*Goal of the exercise:* Starting from the line containing "Transcribe the text in this document.", write out every remaining line exactly, the last one included.
- - - -
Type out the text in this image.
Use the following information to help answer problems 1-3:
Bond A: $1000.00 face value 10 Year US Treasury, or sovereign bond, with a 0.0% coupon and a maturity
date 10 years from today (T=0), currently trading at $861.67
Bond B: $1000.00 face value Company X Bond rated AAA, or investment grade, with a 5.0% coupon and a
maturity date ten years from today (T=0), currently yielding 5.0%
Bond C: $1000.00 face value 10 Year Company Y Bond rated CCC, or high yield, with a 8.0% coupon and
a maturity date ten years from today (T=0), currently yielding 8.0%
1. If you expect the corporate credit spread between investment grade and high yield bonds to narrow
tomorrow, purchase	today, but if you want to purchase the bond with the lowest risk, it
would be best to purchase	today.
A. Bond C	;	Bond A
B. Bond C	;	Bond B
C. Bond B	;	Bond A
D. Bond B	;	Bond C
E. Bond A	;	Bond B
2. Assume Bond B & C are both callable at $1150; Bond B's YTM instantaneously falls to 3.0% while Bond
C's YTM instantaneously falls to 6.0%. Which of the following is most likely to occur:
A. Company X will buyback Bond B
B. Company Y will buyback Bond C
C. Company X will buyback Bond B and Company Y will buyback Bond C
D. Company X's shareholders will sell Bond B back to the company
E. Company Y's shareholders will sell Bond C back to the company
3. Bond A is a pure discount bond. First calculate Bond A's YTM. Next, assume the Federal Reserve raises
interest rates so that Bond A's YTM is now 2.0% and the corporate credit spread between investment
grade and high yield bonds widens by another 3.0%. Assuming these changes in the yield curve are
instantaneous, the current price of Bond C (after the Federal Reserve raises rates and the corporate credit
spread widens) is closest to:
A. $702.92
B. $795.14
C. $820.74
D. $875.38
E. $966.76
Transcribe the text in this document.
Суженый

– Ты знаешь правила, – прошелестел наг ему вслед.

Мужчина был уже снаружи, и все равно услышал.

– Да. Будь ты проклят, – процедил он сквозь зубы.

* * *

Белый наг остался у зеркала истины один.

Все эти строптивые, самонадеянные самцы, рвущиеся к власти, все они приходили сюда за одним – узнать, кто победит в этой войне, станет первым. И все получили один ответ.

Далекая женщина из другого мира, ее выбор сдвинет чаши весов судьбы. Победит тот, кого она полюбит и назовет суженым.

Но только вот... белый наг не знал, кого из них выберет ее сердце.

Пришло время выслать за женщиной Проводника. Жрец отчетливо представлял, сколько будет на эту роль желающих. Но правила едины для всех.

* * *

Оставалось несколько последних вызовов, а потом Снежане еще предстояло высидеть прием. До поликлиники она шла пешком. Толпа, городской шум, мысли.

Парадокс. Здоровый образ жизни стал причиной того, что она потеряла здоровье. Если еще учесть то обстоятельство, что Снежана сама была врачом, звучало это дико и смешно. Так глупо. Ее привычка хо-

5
- - - -
*Response to this task:*
Transcribe the text in this document.
Суженый

– Ты знаешь правила, – прошелестел наг ему вслед.

Мужчина был уже снаружи, и все равно услышал.

– Да. Будь ты проклят, – процедил он сквозь зубы.

* * *

Белый наг остался у зеркала истины один.

Все эти строптивые, самонадеянные самцы, рвущиеся к власти, все они приходили сюда за одним – узнать, кто победит в этой войне, станет первым. И все получили один ответ.

Далекая женщина из другого мира, ее выбор сдвинет чаши весов судьбы. Победит тот, кого она полюбит и назовет суженым.

Но только вот... белый наг не знал, кого из них выберет ее сердце.

Пришло время выслать за женщиной Проводника. Жрец отчетливо представлял, сколько будет на эту роль желающих. Но правила едины для всех.

* * *

Оставалось несколько последних вызовов, а потом Снежане еще предстояло высидеть прием. До поликлиники она шла пешком. Толпа, городской шум, мысли.

Парадокс. Здоровый образ жизни стал причиной того, что она потеряла здоровье. Если еще учесть то обстоятельство, что Снежана сама была врачом, звучало это дико и смешно. Так глупо. Ее привычка хо-

5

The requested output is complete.